>> Begin

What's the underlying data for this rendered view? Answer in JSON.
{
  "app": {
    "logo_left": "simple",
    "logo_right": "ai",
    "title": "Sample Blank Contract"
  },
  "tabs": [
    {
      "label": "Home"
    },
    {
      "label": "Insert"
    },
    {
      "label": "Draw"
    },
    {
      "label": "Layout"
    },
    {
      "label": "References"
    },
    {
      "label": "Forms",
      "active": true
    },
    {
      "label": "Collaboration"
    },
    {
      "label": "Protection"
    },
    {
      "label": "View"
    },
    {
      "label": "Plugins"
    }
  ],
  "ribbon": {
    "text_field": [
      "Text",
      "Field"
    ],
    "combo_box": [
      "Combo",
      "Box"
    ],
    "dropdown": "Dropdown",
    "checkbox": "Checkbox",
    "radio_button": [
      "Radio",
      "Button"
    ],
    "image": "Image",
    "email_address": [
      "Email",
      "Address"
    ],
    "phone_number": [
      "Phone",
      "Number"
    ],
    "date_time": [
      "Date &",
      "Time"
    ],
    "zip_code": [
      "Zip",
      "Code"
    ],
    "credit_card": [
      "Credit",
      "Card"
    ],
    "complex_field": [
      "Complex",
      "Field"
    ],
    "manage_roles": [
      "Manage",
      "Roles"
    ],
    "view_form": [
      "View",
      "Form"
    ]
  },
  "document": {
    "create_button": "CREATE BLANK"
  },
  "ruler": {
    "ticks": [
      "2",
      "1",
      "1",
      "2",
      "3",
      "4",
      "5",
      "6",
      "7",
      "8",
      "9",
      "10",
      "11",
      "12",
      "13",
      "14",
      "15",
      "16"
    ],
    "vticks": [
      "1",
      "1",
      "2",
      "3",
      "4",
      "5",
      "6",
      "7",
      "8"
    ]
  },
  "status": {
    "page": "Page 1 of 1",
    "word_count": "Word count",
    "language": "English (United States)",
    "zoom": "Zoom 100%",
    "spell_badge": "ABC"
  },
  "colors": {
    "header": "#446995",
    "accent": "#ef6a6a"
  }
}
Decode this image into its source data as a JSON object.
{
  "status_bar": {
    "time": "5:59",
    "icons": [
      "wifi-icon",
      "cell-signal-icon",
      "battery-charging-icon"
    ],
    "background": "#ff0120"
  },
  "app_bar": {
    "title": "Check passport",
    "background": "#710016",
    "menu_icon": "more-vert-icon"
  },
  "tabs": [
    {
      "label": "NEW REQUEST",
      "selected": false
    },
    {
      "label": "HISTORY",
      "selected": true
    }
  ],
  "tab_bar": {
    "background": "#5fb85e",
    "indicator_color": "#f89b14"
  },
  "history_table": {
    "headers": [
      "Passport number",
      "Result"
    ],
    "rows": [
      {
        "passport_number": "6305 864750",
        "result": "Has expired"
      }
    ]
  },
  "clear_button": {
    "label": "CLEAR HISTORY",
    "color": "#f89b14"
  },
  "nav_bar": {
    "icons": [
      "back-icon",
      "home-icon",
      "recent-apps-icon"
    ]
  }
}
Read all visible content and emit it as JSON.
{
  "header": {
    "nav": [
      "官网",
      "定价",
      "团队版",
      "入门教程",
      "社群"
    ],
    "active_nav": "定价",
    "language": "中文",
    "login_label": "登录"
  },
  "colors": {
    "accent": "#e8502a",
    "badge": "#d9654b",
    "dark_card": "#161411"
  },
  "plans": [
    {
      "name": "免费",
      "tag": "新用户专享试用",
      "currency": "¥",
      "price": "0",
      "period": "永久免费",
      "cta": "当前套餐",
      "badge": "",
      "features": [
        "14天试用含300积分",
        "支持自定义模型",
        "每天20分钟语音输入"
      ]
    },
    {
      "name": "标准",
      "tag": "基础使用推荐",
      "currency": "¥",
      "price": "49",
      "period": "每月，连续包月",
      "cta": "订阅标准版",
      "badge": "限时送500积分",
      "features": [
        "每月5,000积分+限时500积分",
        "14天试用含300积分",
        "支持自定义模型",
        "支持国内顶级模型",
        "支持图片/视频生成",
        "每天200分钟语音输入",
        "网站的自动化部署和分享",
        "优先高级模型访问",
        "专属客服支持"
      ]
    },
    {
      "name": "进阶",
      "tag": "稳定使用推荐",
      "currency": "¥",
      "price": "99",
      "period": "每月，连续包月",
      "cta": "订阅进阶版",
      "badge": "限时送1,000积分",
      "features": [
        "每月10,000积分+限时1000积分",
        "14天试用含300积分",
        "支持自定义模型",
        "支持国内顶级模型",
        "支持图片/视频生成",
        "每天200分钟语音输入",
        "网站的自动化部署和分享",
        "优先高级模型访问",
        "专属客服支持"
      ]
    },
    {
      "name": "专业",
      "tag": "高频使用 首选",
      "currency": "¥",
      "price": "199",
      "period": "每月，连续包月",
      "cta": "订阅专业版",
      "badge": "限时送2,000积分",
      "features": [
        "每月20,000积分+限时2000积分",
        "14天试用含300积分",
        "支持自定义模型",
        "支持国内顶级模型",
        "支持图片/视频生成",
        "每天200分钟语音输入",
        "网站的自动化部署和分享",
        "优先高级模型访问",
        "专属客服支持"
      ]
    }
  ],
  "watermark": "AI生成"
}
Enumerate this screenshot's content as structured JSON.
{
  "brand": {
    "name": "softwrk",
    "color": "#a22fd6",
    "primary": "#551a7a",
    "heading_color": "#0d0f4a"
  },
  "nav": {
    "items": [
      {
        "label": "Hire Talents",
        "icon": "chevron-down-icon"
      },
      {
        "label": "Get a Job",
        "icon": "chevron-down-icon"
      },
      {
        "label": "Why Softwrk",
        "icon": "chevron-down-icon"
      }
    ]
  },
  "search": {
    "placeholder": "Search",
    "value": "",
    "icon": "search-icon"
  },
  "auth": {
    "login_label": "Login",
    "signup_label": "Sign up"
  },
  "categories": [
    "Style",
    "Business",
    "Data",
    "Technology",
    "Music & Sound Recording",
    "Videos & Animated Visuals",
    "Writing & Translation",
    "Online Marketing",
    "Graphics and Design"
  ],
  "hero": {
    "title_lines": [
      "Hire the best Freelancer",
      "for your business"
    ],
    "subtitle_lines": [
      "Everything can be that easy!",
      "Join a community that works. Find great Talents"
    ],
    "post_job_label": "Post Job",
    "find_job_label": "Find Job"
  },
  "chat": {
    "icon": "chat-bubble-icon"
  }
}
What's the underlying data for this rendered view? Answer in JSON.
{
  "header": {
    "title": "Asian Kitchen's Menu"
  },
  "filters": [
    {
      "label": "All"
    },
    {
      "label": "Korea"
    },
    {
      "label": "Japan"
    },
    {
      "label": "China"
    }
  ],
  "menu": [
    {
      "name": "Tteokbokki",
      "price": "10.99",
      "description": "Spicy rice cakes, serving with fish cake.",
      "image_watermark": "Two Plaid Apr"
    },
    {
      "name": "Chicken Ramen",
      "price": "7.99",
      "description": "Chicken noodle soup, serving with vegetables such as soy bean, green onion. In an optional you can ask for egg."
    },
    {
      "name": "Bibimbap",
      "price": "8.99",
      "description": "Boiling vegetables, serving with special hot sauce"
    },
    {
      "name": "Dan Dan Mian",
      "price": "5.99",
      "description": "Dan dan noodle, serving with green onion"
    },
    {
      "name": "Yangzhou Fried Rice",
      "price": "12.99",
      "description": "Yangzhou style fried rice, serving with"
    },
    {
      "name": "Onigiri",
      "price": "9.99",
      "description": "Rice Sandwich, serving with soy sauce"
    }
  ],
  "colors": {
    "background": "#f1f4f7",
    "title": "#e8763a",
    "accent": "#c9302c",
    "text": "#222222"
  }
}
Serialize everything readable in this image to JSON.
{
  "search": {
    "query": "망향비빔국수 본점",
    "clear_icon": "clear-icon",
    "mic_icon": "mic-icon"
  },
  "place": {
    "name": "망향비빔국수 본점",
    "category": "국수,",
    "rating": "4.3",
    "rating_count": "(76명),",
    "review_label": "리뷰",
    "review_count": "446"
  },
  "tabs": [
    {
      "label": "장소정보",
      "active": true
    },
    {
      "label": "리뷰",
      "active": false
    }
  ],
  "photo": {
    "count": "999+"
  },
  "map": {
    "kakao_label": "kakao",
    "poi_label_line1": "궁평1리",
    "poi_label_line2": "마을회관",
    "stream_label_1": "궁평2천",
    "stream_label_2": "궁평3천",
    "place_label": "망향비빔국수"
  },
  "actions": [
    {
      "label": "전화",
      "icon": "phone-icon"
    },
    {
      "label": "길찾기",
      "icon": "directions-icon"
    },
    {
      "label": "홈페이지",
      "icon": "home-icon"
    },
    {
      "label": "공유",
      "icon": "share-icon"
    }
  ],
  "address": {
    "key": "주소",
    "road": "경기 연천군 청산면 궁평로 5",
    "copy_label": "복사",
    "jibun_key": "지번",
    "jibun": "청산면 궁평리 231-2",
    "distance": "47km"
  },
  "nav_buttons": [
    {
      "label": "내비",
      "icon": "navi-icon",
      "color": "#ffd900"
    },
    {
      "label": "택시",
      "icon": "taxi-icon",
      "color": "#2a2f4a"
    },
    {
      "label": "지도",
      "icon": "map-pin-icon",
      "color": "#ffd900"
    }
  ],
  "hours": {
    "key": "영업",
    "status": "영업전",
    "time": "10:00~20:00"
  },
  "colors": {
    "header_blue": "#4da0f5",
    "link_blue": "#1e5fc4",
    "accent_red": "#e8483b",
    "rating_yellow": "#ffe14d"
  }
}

>> End

→ Exercise requirements
Check each line of the material above for "name" and say how many lines contain it, giving the number alone.

→ Exercise result
12